--- Begin DATASET ---
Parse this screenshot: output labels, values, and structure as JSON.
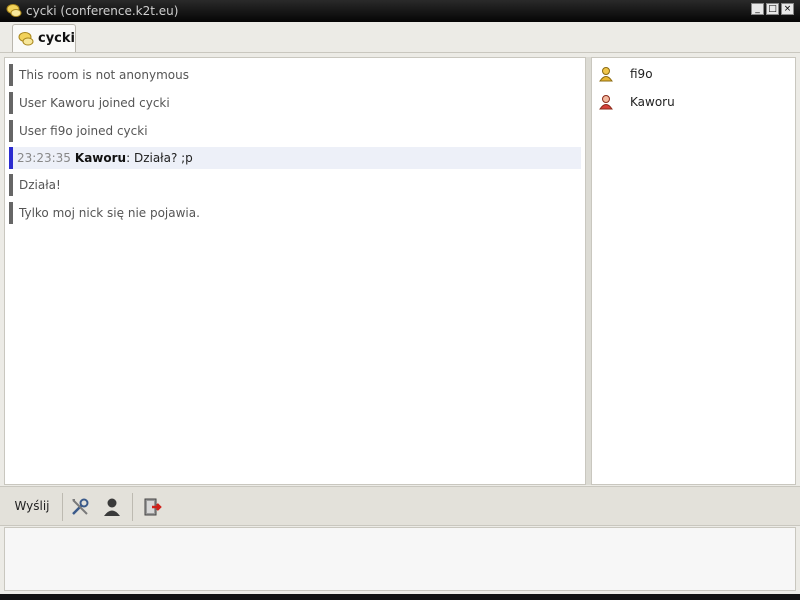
{
  "window": {
    "title": "cycki (conference.k2t.eu)",
    "controls": [
      "_",
      "□",
      "×"
    ]
  },
  "tabs": [
    {
      "label": "cycki",
      "icon": "group-chat-icon"
    }
  ],
  "messages": [
    {
      "text": "This room is not anonymous"
    },
    {
      "text": "User Kaworu joined cycki"
    },
    {
      "text": "User fi9o joined cycki"
    },
    {
      "timestamp": "23:23:35",
      "nick": "Kaworu",
      "text": ": Działa? ;p",
      "highlight": true
    },
    {
      "text": "Działa!"
    },
    {
      "text": "Tylko moj nick się nie pojawia."
    }
  ],
  "roster": [
    {
      "name": "fi9o",
      "icon": "user-yellow-icon"
    },
    {
      "name": "Kaworu",
      "icon": "user-red-icon"
    }
  ],
  "toolbar": {
    "send_label": "Wyślij",
    "tools": [
      "settings-tools-icon",
      "contact-info-icon",
      "leave-room-icon"
    ]
  },
  "input": {
    "value": ""
  },
  "colors": {
    "highlight_bar": "#2b2bcf",
    "message_bar": "#666666",
    "titlebar": "#0a0a0a"
  }
}
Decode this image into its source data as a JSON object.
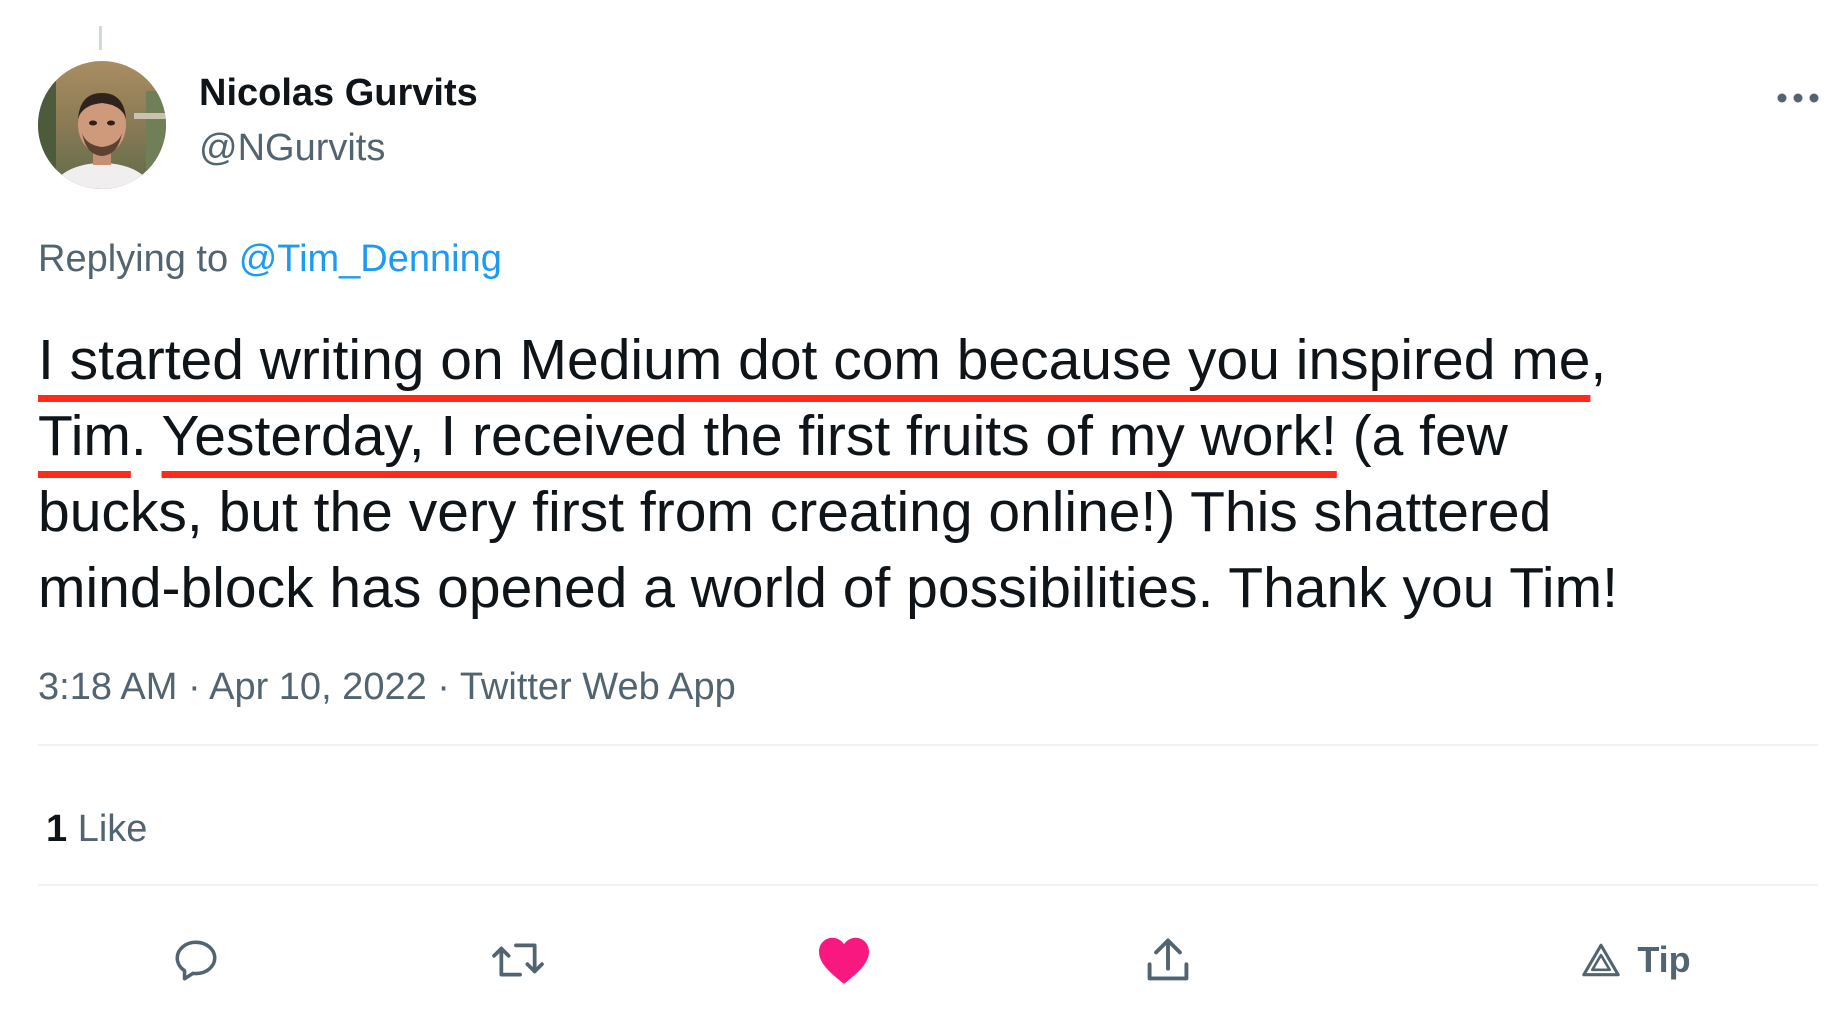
{
  "tweet": {
    "author": {
      "display_name": "Nicolas Gurvits",
      "handle": "@NGurvits"
    },
    "reply_prefix": "Replying to",
    "reply_to": "@Tim_Denning",
    "text_lines": [
      [
        {
          "text": "I started writing on Medium dot com because you inspired me",
          "marked": true
        },
        {
          "text": ",",
          "marked": false
        }
      ],
      [
        {
          "text": "Tim",
          "marked": true
        },
        {
          "text": ". ",
          "marked": false
        },
        {
          "text": "Yesterday, I received the first fruits of my work!",
          "marked": true
        },
        {
          "text": " (a few",
          "marked": false
        }
      ],
      [
        {
          "text": "bucks, but the very first from creating online!) This shattered",
          "marked": false
        }
      ],
      [
        {
          "text": "mind-block has opened a world of possibilities. Thank you Tim!",
          "marked": false
        }
      ]
    ],
    "time": "3:18 AM",
    "separator": "·",
    "date": "Apr 10, 2022",
    "source": "Twitter Web App",
    "like_count": "1",
    "like_label": "Like"
  },
  "actions": {
    "tip_label": "Tip"
  },
  "colors": {
    "mention": "#1d9bf0",
    "secondary_text": "#536471",
    "like_active": "#f91880",
    "annotation_underline": "#ff2a1a"
  }
}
--- End DATASET ---
● WHAT IS NEEDED:
Give all the lines above again, character for character, without pictures.

● RESPONSE BELOW:
Parse this screenshot: output labels, values, and structure as JSON.
{
  "window": {
    "title": "cycki (conference.k2t.eu)",
    "controls": [
      "_",
      "□",
      "×"
    ]
  },
  "tabs": [
    {
      "label": "cycki",
      "icon": "group-chat-icon"
    }
  ],
  "messages": [
    {
      "text": "This room is not anonymous"
    },
    {
      "text": "User Kaworu joined cycki"
    },
    {
      "text": "User fi9o joined cycki"
    },
    {
      "timestamp": "23:23:35",
      "nick": "Kaworu",
      "text": ": Działa? ;p",
      "highlight": true
    },
    {
      "text": "Działa!"
    },
    {
      "text": "Tylko moj nick się nie pojawia."
    }
  ],
  "roster": [
    {
      "name": "fi9o",
      "icon": "user-yellow-icon"
    },
    {
      "name": "Kaworu",
      "icon": "user-red-icon"
    }
  ],
  "toolbar": {
    "send_label": "Wyślij",
    "tools": [
      "settings-tools-icon",
      "contact-info-icon",
      "leave-room-icon"
    ]
  },
  "input": {
    "value": ""
  },
  "colors": {
    "highlight_bar": "#2b2bcf",
    "message_bar": "#666666",
    "titlebar": "#0a0a0a"
  }
}
Decode this image into its source data as a JSON object.
{
  "tweet": {
    "author": {
      "display_name": "Nicolas Gurvits",
      "handle": "@NGurvits"
    },
    "reply_prefix": "Replying to",
    "reply_to": "@Tim_Denning",
    "text_lines": [
      [
        {
          "text": "I started writing on Medium dot com because you inspired me",
          "marked": true
        },
        {
          "text": ",",
          "marked": false
        }
      ],
      [
        {
          "text": "Tim",
          "marked": true
        },
        {
          "text": ". ",
          "marked": false
        },
        {
          "text": "Yesterday, I received the first fruits of my work!",
          "marked": true
        },
        {
          "text": " (a few",
          "marked": false
        }
      ],
      [
        {
          "text": "bucks, but the very first from creating online!) This shattered",
          "marked": false
        }
      ],
      [
        {
          "text": "mind-block has opened a world of possibilities. Thank you Tim!",
          "marked": false
        }
      ]
    ],
    "time": "3:18 AM",
    "separator": "·",
    "date": "Apr 10, 2022",
    "source": "Twitter Web App",
    "like_count": "1",
    "like_label": "Like"
  },
  "actions": {
    "tip_label": "Tip"
  },
  "colors": {
    "mention": "#1d9bf0",
    "secondary_text": "#536471",
    "like_active": "#f91880",
    "annotation_underline": "#ff2a1a"
  }
}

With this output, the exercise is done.